-- START Data supplied --
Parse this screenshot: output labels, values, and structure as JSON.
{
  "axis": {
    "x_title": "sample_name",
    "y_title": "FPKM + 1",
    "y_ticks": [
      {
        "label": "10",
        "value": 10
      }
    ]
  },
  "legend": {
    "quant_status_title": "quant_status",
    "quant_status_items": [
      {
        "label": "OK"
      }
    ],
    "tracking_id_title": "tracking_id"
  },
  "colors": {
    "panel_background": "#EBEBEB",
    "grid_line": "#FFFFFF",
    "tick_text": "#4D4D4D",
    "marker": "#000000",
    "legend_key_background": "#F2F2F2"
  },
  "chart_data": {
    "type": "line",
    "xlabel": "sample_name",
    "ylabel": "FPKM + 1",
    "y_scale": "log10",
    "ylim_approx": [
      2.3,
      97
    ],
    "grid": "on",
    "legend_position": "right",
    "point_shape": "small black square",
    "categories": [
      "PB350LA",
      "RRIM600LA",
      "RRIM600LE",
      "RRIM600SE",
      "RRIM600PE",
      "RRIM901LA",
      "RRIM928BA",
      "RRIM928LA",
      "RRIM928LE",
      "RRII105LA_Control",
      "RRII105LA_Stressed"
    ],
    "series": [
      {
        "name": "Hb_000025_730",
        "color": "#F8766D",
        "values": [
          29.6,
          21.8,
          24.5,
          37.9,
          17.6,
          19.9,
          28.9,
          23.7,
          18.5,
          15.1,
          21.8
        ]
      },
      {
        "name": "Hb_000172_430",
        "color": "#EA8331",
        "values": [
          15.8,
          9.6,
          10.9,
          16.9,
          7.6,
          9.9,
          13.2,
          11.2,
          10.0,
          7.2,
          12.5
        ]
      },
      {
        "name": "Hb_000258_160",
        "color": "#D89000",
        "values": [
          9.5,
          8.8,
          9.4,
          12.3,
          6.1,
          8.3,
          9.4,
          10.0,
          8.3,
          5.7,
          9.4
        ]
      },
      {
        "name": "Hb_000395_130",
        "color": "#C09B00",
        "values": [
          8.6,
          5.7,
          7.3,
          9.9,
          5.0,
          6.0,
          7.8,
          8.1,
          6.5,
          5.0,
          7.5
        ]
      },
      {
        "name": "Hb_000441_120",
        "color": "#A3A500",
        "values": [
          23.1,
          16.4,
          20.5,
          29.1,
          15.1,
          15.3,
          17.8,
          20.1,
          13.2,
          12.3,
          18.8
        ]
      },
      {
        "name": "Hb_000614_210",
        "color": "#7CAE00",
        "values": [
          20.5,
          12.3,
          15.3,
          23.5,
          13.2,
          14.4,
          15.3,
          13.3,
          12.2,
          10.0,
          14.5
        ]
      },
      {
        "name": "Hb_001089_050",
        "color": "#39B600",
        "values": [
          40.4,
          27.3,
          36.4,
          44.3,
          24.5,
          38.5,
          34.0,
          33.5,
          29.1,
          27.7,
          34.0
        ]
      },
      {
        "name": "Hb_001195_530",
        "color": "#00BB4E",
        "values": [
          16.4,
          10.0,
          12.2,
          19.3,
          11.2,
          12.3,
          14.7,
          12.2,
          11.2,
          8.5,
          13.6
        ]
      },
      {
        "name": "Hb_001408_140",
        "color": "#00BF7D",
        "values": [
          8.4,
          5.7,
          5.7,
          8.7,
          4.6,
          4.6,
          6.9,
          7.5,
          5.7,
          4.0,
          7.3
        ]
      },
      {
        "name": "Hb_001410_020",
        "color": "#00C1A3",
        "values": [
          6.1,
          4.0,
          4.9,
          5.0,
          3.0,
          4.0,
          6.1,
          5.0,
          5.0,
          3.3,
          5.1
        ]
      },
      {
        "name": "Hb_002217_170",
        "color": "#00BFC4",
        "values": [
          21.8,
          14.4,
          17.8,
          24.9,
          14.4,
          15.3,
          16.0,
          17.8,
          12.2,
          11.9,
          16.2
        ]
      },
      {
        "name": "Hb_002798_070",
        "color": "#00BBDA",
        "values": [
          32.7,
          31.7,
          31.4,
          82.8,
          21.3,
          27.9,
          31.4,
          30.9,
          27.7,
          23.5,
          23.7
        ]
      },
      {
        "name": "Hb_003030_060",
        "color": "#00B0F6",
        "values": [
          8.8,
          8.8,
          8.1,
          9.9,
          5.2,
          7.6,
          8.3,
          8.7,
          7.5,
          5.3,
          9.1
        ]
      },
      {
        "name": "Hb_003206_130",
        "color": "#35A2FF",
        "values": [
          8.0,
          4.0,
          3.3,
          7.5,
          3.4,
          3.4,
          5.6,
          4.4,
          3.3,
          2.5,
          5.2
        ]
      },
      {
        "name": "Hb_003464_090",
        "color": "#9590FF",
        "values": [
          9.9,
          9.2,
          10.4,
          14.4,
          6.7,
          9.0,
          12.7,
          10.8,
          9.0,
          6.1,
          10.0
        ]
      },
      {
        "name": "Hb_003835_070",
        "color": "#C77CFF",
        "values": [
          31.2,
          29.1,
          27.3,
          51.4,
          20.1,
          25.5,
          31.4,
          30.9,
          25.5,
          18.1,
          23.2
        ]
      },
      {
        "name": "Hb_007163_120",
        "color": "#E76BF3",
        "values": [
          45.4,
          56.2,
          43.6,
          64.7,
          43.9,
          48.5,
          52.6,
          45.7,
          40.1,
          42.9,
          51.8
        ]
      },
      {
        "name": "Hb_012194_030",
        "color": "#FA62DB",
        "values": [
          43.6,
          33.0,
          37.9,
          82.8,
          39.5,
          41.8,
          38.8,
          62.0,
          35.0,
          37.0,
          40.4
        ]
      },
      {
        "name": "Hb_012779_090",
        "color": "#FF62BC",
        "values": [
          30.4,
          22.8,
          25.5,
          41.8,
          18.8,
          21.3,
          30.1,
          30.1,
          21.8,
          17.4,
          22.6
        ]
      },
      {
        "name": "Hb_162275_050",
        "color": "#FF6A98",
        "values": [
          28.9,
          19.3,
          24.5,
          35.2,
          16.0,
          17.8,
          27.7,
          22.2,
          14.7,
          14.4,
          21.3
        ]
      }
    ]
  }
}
-- END Data supplied --
:: What to do ::
Write out the records above again, keeping each one identical to the original.

:: Solution to this problem ::
Parse this screenshot: output labels, values, and structure as JSON.
{
  "axis": {
    "x_title": "sample_name",
    "y_title": "FPKM + 1",
    "y_ticks": [
      {
        "label": "10",
        "value": 10
      }
    ]
  },
  "legend": {
    "quant_status_title": "quant_status",
    "quant_status_items": [
      {
        "label": "OK"
      }
    ],
    "tracking_id_title": "tracking_id"
  },
  "colors": {
    "panel_background": "#EBEBEB",
    "grid_line": "#FFFFFF",
    "tick_text": "#4D4D4D",
    "marker": "#000000",
    "legend_key_background": "#F2F2F2"
  },
  "chart_data": {
    "type": "line",
    "xlabel": "sample_name",
    "ylabel": "FPKM + 1",
    "y_scale": "log10",
    "ylim_approx": [
      2.3,
      97
    ],
    "grid": "on",
    "legend_position": "right",
    "point_shape": "small black square",
    "categories": [
      "PB350LA",
      "RRIM600LA",
      "RRIM600LE",
      "RRIM600SE",
      "RRIM600PE",
      "RRIM901LA",
      "RRIM928BA",
      "RRIM928LA",
      "RRIM928LE",
      "RRII105LA_Control",
      "RRII105LA_Stressed"
    ],
    "series": [
      {
        "name": "Hb_000025_730",
        "color": "#F8766D",
        "values": [
          29.6,
          21.8,
          24.5,
          37.9,
          17.6,
          19.9,
          28.9,
          23.7,
          18.5,
          15.1,
          21.8
        ]
      },
      {
        "name": "Hb_000172_430",
        "color": "#EA8331",
        "values": [
          15.8,
          9.6,
          10.9,
          16.9,
          7.6,
          9.9,
          13.2,
          11.2,
          10.0,
          7.2,
          12.5
        ]
      },
      {
        "name": "Hb_000258_160",
        "color": "#D89000",
        "values": [
          9.5,
          8.8,
          9.4,
          12.3,
          6.1,
          8.3,
          9.4,
          10.0,
          8.3,
          5.7,
          9.4
        ]
      },
      {
        "name": "Hb_000395_130",
        "color": "#C09B00",
        "values": [
          8.6,
          5.7,
          7.3,
          9.9,
          5.0,
          6.0,
          7.8,
          8.1,
          6.5,
          5.0,
          7.5
        ]
      },
      {
        "name": "Hb_000441_120",
        "color": "#A3A500",
        "values": [
          23.1,
          16.4,
          20.5,
          29.1,
          15.1,
          15.3,
          17.8,
          20.1,
          13.2,
          12.3,
          18.8
        ]
      },
      {
        "name": "Hb_000614_210",
        "color": "#7CAE00",
        "values": [
          20.5,
          12.3,
          15.3,
          23.5,
          13.2,
          14.4,
          15.3,
          13.3,
          12.2,
          10.0,
          14.5
        ]
      },
      {
        "name": "Hb_001089_050",
        "color": "#39B600",
        "values": [
          40.4,
          27.3,
          36.4,
          44.3,
          24.5,
          38.5,
          34.0,
          33.5,
          29.1,
          27.7,
          34.0
        ]
      },
      {
        "name": "Hb_001195_530",
        "color": "#00BB4E",
        "values": [
          16.4,
          10.0,
          12.2,
          19.3,
          11.2,
          12.3,
          14.7,
          12.2,
          11.2,
          8.5,
          13.6
        ]
      },
      {
        "name": "Hb_001408_140",
        "color": "#00BF7D",
        "values": [
          8.4,
          5.7,
          5.7,
          8.7,
          4.6,
          4.6,
          6.9,
          7.5,
          5.7,
          4.0,
          7.3
        ]
      },
      {
        "name": "Hb_001410_020",
        "color": "#00C1A3",
        "values": [
          6.1,
          4.0,
          4.9,
          5.0,
          3.0,
          4.0,
          6.1,
          5.0,
          5.0,
          3.3,
          5.1
        ]
      },
      {
        "name": "Hb_002217_170",
        "color": "#00BFC4",
        "values": [
          21.8,
          14.4,
          17.8,
          24.9,
          14.4,
          15.3,
          16.0,
          17.8,
          12.2,
          11.9,
          16.2
        ]
      },
      {
        "name": "Hb_002798_070",
        "color": "#00BBDA",
        "values": [
          32.7,
          31.7,
          31.4,
          82.8,
          21.3,
          27.9,
          31.4,
          30.9,
          27.7,
          23.5,
          23.7
        ]
      },
      {
        "name": "Hb_003030_060",
        "color": "#00B0F6",
        "values": [
          8.8,
          8.8,
          8.1,
          9.9,
          5.2,
          7.6,
          8.3,
          8.7,
          7.5,
          5.3,
          9.1
        ]
      },
      {
        "name": "Hb_003206_130",
        "color": "#35A2FF",
        "values": [
          8.0,
          4.0,
          3.3,
          7.5,
          3.4,
          3.4,
          5.6,
          4.4,
          3.3,
          2.5,
          5.2
        ]
      },
      {
        "name": "Hb_003464_090",
        "color": "#9590FF",
        "values": [
          9.9,
          9.2,
          10.4,
          14.4,
          6.7,
          9.0,
          12.7,
          10.8,
          9.0,
          6.1,
          10.0
        ]
      },
      {
        "name": "Hb_003835_070",
        "color": "#C77CFF",
        "values": [
          31.2,
          29.1,
          27.3,
          51.4,
          20.1,
          25.5,
          31.4,
          30.9,
          25.5,
          18.1,
          23.2
        ]
      },
      {
        "name": "Hb_007163_120",
        "color": "#E76BF3",
        "values": [
          45.4,
          56.2,
          43.6,
          64.7,
          43.9,
          48.5,
          52.6,
          45.7,
          40.1,
          42.9,
          51.8
        ]
      },
      {
        "name": "Hb_012194_030",
        "color": "#FA62DB",
        "values": [
          43.6,
          33.0,
          37.9,
          82.8,
          39.5,
          41.8,
          38.8,
          62.0,
          35.0,
          37.0,
          40.4
        ]
      },
      {
        "name": "Hb_012779_090",
        "color": "#FF62BC",
        "values": [
          30.4,
          22.8,
          25.5,
          41.8,
          18.8,
          21.3,
          30.1,
          30.1,
          21.8,
          17.4,
          22.6
        ]
      },
      {
        "name": "Hb_162275_050",
        "color": "#FF6A98",
        "values": [
          28.9,
          19.3,
          24.5,
          35.2,
          16.0,
          17.8,
          27.7,
          22.2,
          14.7,
          14.4,
          21.3
        ]
      }
    ]
  }
}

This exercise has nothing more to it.